■ **TASK DIRECTIONS**: The records should be written out in full, with nothing altered.

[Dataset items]
* BEGIN *
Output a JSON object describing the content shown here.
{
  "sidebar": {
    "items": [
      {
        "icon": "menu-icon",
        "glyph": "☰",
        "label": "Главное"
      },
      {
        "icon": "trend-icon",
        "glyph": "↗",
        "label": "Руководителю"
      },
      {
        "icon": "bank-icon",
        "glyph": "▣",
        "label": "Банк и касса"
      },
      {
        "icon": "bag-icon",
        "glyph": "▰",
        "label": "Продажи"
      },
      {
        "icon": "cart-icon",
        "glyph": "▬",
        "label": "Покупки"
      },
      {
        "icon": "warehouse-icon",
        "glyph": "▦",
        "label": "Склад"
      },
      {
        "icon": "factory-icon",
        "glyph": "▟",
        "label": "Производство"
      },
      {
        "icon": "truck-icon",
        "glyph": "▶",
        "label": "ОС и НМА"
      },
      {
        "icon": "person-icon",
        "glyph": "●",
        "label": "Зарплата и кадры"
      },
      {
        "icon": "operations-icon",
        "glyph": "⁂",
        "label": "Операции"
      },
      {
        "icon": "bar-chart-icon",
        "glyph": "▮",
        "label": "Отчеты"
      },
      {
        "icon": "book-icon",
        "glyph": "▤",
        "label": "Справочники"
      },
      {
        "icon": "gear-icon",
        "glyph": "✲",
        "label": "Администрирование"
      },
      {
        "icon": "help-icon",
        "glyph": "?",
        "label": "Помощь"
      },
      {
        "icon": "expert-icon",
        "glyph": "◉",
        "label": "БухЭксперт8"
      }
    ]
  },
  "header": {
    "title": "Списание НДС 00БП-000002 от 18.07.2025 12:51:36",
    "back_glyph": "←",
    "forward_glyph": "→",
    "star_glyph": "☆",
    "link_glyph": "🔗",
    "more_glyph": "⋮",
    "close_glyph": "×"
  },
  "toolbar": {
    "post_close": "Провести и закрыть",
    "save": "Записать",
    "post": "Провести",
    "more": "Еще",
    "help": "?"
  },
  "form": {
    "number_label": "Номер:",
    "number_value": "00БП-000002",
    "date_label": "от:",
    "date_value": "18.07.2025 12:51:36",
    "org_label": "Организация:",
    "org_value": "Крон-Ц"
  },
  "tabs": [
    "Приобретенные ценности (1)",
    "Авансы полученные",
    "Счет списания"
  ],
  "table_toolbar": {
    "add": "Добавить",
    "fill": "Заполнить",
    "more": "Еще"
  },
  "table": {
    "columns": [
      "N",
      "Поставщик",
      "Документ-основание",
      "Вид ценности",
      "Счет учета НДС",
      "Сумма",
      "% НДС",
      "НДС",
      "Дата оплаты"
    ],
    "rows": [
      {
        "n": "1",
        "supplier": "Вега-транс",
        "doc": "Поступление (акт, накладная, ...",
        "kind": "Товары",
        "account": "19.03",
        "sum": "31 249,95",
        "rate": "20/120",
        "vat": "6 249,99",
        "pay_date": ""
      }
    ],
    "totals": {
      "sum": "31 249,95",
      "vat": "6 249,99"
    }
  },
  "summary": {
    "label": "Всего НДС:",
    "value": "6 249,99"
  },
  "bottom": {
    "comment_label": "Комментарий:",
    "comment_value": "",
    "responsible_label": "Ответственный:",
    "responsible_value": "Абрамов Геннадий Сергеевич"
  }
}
* END *
■ **SOLUTION TO THE PROBLEM**:
Output a JSON object describing the content shown here.
{
  "sidebar": {
    "items": [
      {
        "icon": "menu-icon",
        "glyph": "☰",
        "label": "Главное"
      },
      {
        "icon": "trend-icon",
        "glyph": "↗",
        "label": "Руководителю"
      },
      {
        "icon": "bank-icon",
        "glyph": "▣",
        "label": "Банк и касса"
      },
      {
        "icon": "bag-icon",
        "glyph": "▰",
        "label": "Продажи"
      },
      {
        "icon": "cart-icon",
        "glyph": "▬",
        "label": "Покупки"
      },
      {
        "icon": "warehouse-icon",
        "glyph": "▦",
        "label": "Склад"
      },
      {
        "icon": "factory-icon",
        "glyph": "▟",
        "label": "Производство"
      },
      {
        "icon": "truck-icon",
        "glyph": "▶",
        "label": "ОС и НМА"
      },
      {
        "icon": "person-icon",
        "glyph": "●",
        "label": "Зарплата и кадры"
      },
      {
        "icon": "operations-icon",
        "glyph": "⁂",
        "label": "Операции"
      },
      {
        "icon": "bar-chart-icon",
        "glyph": "▮",
        "label": "Отчеты"
      },
      {
        "icon": "book-icon",
        "glyph": "▤",
        "label": "Справочники"
      },
      {
        "icon": "gear-icon",
        "glyph": "✲",
        "label": "Администрирование"
      },
      {
        "icon": "help-icon",
        "glyph": "?",
        "label": "Помощь"
      },
      {
        "icon": "expert-icon",
        "glyph": "◉",
        "label": "БухЭксперт8"
      }
    ]
  },
  "header": {
    "title": "Списание НДС 00БП-000002 от 18.07.2025 12:51:36",
    "back_glyph": "←",
    "forward_glyph": "→",
    "star_glyph": "☆",
    "link_glyph": "🔗",
    "more_glyph": "⋮",
    "close_glyph": "×"
  },
  "toolbar": {
    "post_close": "Провести и закрыть",
    "save": "Записать",
    "post": "Провести",
    "more": "Еще",
    "help": "?"
  },
  "form": {
    "number_label": "Номер:",
    "number_value": "00БП-000002",
    "date_label": "от:",
    "date_value": "18.07.2025 12:51:36",
    "org_label": "Организация:",
    "org_value": "Крон-Ц"
  },
  "tabs": [
    "Приобретенные ценности (1)",
    "Авансы полученные",
    "Счет списания"
  ],
  "table_toolbar": {
    "add": "Добавить",
    "fill": "Заполнить",
    "more": "Еще"
  },
  "table": {
    "columns": [
      "N",
      "Поставщик",
      "Документ-основание",
      "Вид ценности",
      "Счет учета НДС",
      "Сумма",
      "% НДС",
      "НДС",
      "Дата оплаты"
    ],
    "rows": [
      {
        "n": "1",
        "supplier": "Вега-транс",
        "doc": "Поступление (акт, накладная, ...",
        "kind": "Товары",
        "account": "19.03",
        "sum": "31 249,95",
        "rate": "20/120",
        "vat": "6 249,99",
        "pay_date": ""
      }
    ],
    "totals": {
      "sum": "31 249,95",
      "vat": "6 249,99"
    }
  },
  "summary": {
    "label": "Всего НДС:",
    "value": "6 249,99"
  },
  "bottom": {
    "comment_label": "Комментарий:",
    "comment_value": "",
    "responsible_label": "Ответственный:",
    "responsible_value": "Абрамов Геннадий Сергеевич"
  }
}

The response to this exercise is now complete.